▸ AUFGABE A
Stimmen diese Aussagen mit dem Text über Trumps Außenpolitik überein? Antworten Sie jeweils mit Ja oder Nein und zitieren Sie die entscheidenden Worte des Textes. (i) Das Telefongespräch mit Putin soll in guter Atmosphäre verlaufen sein. (ii) Lawrow lehnte Trumps Vorschlag, Sicherheitszonen in Syrien einzurichten, ab. (iii) Haley sprach nur gegenwärtige aggressive Aktionen Russlands an.
▸ AUFGABE B
Wie könnte der Text über Trumps Außenpolitik nach seinem letzten Satz weitergehen? Schreiben Sie die Fortsetzung.
──────── VORGEGEBENER TEXT ────────
Also musste Trumps Regierung zeigen, dass es die Siedlungspolitik Israels unter Kontrolle hat, ansonsten müssten sich die Regierungen in den genannten Ländern auf einigen Unmut unter den Stämmen und auf der Straße gefasst machen. Dazu kommt, dass Trump Unterstützung von arabischen Ländern nötig hat wegen seiner Äußerungen, die von vielen als anti-muslimisch verstanden werden. Damit zündelte er. Nun wird versucht, die Effekte unter Kontrolle zu bringen.

Der Spielraum eines US-Präsidenten sei nicht so groß, dass er eine "Kursänderung um 50° Grad" ("you can't turn 50 degrees" [8]) bewerkstelligen könne, sagte Obama in einem Interview [9] 2015. Gesellschaften würden sich nicht so schnell ändern, das gilt auch für die Außenpolitik und für den US-Präsidenten Trump.

Der "neue Kurs" gegenüber Russland

Von ihm hatten viele erwartet, erhofft oder befürchtet, dass er einen "ganz anderen Kurs" gegenüber Russland einschlagen wird. Wie dieser genau aussieht, ist noch immer wenig bekannt. Das Telefongespräch mit Putin soll in guter Atmosphäre verlaufen [10] sein. Ob Konkretes besprochen wurde, ist unklar. Übermittelt wurde, dass man beim Kampf gegen den IS zusammenarbeiten wolle.

Wichtig, so schien es, war vor allem, dass das Klima stimmt. Dass sich Lawrow, anders als zuvor, nicht ablehnend, sondern offen gegenüber dem Vorschlag Trumps zeigte, Sicherheitszonen in Syrien einzurichten, bestätigte, dass sich etwas ändern könnte.

Haleys Auftritt

Auch die neue UN-Botschafterin der USA, Nikki R. Haley, betonte bei ihrem ersten Auftritt im Sitzungssaal der Vereinten Nation davon, dass die USA bessere Beziehungen zu Russland wollen. Aber die Aussage folgte einer deutlichen Verurteilung "aggressiver Aktionen Russlands" [11]. Haley beließ es dabei nicht mit einer kurzen Bemerkung, sondern sie wiederholte die Verurteilung und sie sprach auch nicht nur gegenwärtige aggressive Aktionen an, derer sie Russland in der Ost-Ukraine beschuldigte, sondern sie nahm deutlich Bezug auf frühere Verurteilungen, damit ließ sie anklingen, dass die US-Regierung darin ein Verhaltens- Muster erkennt.
──────── DATENLISTE ────────
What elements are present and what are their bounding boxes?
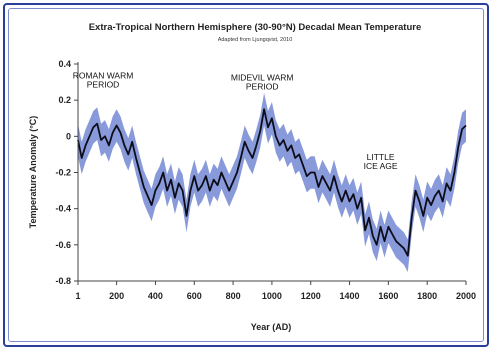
y-tick-label: -0.6 [55,240,71,250]
x-tick-label: 1000 [262,291,282,301]
x-tick-label: 1600 [378,291,398,301]
y-tick-label: -0.4 [55,204,71,214]
x-tick-label: 600 [187,291,202,301]
temperature-series-line [77,108,467,257]
chart-subtitle: Adapted from Ljungqvist, 2010 [218,37,293,43]
uncertainty-band [78,92,466,273]
annotation-label: ICE AGE [364,161,398,171]
x-tick-label: 1 [75,291,80,301]
chart-frame-inner [8,8,484,342]
annotation-label: ROMAN WARM [73,70,134,80]
x-tick-label: 1400 [340,291,360,301]
annotation-label: LITTLE [367,152,395,162]
y-tick-label: 0.2 [58,95,71,105]
chart-title: Extra-Tropical Northern Hemisphere (30-9… [89,22,422,33]
annotation-label: MIDEVIL WARM [231,72,294,82]
x-tick-label: 400 [148,291,163,301]
y-tick-label: 0 [66,131,71,141]
x-tick-label: 2000 [456,291,476,301]
y-tick-label: 0.4 [58,59,71,69]
x-tick-label: 800 [226,291,241,301]
plot-area: 1 200 400 600 800 1000 1200 1400 1600 1800 20000.4… [55,59,476,301]
y-axis-label: Temperature Anomaly (°C) [28,116,38,229]
x-tick-label: 200 [109,291,124,301]
annotation-label: PERIOD [246,81,279,91]
y-tick-label: -0.2 [55,168,71,178]
chart-frame [3,3,489,347]
x-axis-label: Year (AD) [251,322,292,332]
x-tick-label: 1800 [417,291,437,301]
annotation-label: PERIOD [87,79,120,89]
y-tick-label: -0.8 [55,276,71,286]
x-tick-label: 1200 [301,291,321,301]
────────
▸ LÖSUNG A
(i) Ja: „Das Telefongespräch mit Putin soll in guter Atmosphäre verlaufen“
(ii) Nein: „nicht ablehnend, sondern offen gegenüber dem Vorschlag Trumps“
(iii) Nein: „sondern sie nahm deutlich Bezug auf frühere Verurteilungen“

▸ LÖSUNG B
Nun sieht man dies in Russland selbstverständlich anders. Dort wird die Aggression in der Ostukraine auf mehr oder weniger hintergründige Aktivitäten der ukrainischen Regierung zurückgeführt, wie dies ein RT-Bericht [12] klar und deutlich darlegt. Wahrscheinlich hat Trump in Russland aber noch einen gewissen Anfänger-Bonus.

Im RT-Bericht ist nämlich auch eine interessante Nuance zu lesen, die anzeigt, dass das Verhältnis zwischen Russland und den USA durchaus noch Spielräume hat, die es zuletzt unter Obama nicht mehr gab: Der russische UN-Botschafter Tschurkin soll trotz aller Meinungsverschiedenheiten positiv über die neue US-Botschafterin in der UN gesprochen haben (" (he) praised Haley's first UN appearance"). Zwar ist ein Lob im mitgelieferten Zitat Tschurkins nicht deutlich zu erkennen, die Anerkennung gilt vielmehr der wichtigen Position Haleys, aber spürbar ist das Bemühen, Spannungen erstmal rauszuhalten.

Die Frage ist, wie lange die russische Regierung die Vorwürfe aus der neuen US-Regierung öffentlich herunterspielt.

Große Rücksichten dieser Art nimmt die neue US-Regierung in ihrem Verhältnis zu Iran nicht. Nach dem ersten Schlagabtausch der letzten Tage, der sich an einem Raketentest Irans aufbaute, werden nun erste konkrete Konsequenzen erwartet. Laut Regierungsquellen, die Reuters zitiert [13], sind neue Sanktionen in Vorbereitung, die schon sehr bald verkündet werden sollen.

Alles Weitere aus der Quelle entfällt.